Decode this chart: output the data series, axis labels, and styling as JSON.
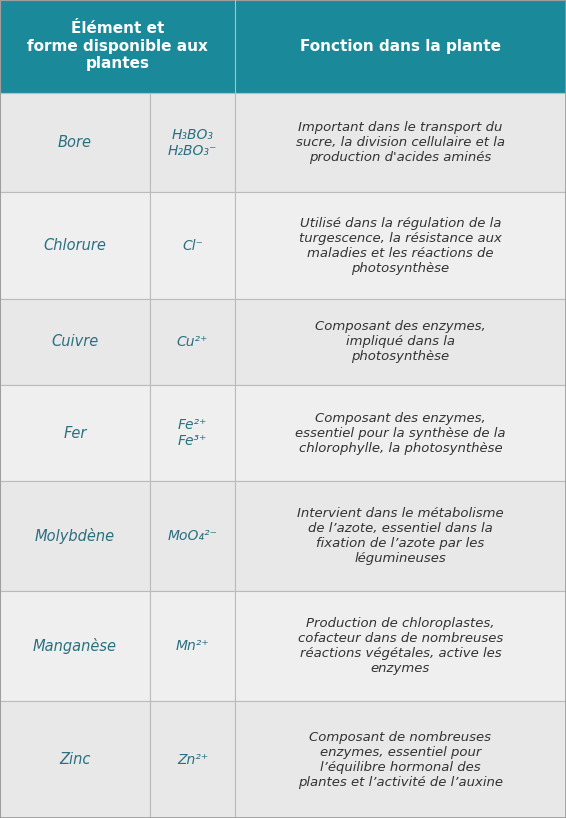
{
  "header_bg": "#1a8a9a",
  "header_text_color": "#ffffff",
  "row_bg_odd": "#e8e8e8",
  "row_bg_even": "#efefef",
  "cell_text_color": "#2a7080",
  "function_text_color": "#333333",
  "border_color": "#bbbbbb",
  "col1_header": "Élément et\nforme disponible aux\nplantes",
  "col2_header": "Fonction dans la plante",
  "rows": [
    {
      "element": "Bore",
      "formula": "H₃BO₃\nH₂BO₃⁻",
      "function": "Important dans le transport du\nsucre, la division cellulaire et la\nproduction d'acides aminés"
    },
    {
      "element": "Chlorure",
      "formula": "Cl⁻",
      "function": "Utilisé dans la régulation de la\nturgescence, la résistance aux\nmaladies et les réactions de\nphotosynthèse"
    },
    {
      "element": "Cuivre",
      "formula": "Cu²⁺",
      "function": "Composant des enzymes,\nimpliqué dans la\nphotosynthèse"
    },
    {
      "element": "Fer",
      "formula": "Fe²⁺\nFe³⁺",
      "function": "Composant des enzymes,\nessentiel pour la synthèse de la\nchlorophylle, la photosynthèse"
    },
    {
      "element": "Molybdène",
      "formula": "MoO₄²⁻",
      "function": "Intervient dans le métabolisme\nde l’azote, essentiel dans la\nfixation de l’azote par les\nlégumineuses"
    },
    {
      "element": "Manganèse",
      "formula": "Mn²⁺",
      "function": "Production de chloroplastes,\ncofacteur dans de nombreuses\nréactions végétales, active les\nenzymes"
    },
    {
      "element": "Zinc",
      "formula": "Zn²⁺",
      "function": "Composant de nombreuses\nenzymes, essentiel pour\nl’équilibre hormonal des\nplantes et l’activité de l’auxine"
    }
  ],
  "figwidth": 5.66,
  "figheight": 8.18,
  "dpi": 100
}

# [WORK REQUIRED]
Take every line of the material and copy it exactly, leaving out the pictures.

# [OUTPUT OF THE EXERCISE]
Decode this chart: output the data series, axis labels, and styling as JSON.
{
  "header_bg": "#1a8a9a",
  "header_text_color": "#ffffff",
  "row_bg_odd": "#e8e8e8",
  "row_bg_even": "#efefef",
  "cell_text_color": "#2a7080",
  "function_text_color": "#333333",
  "border_color": "#bbbbbb",
  "col1_header": "Élément et\nforme disponible aux\nplantes",
  "col2_header": "Fonction dans la plante",
  "rows": [
    {
      "element": "Bore",
      "formula": "H₃BO₃\nH₂BO₃⁻",
      "function": "Important dans le transport du\nsucre, la division cellulaire et la\nproduction d'acides aminés"
    },
    {
      "element": "Chlorure",
      "formula": "Cl⁻",
      "function": "Utilisé dans la régulation de la\nturgescence, la résistance aux\nmaladies et les réactions de\nphotosynthèse"
    },
    {
      "element": "Cuivre",
      "formula": "Cu²⁺",
      "function": "Composant des enzymes,\nimpliqué dans la\nphotosynthèse"
    },
    {
      "element": "Fer",
      "formula": "Fe²⁺\nFe³⁺",
      "function": "Composant des enzymes,\nessentiel pour la synthèse de la\nchlorophylle, la photosynthèse"
    },
    {
      "element": "Molybdène",
      "formula": "MoO₄²⁻",
      "function": "Intervient dans le métabolisme\nde l’azote, essentiel dans la\nfixation de l’azote par les\nlégumineuses"
    },
    {
      "element": "Manganèse",
      "formula": "Mn²⁺",
      "function": "Production de chloroplastes,\ncofacteur dans de nombreuses\nréactions végétales, active les\nenzymes"
    },
    {
      "element": "Zinc",
      "formula": "Zn²⁺",
      "function": "Composant de nombreuses\nenzymes, essentiel pour\nl’équilibre hormonal des\nplantes et l’activité de l’auxine"
    }
  ],
  "figwidth": 5.66,
  "figheight": 8.18,
  "dpi": 100
}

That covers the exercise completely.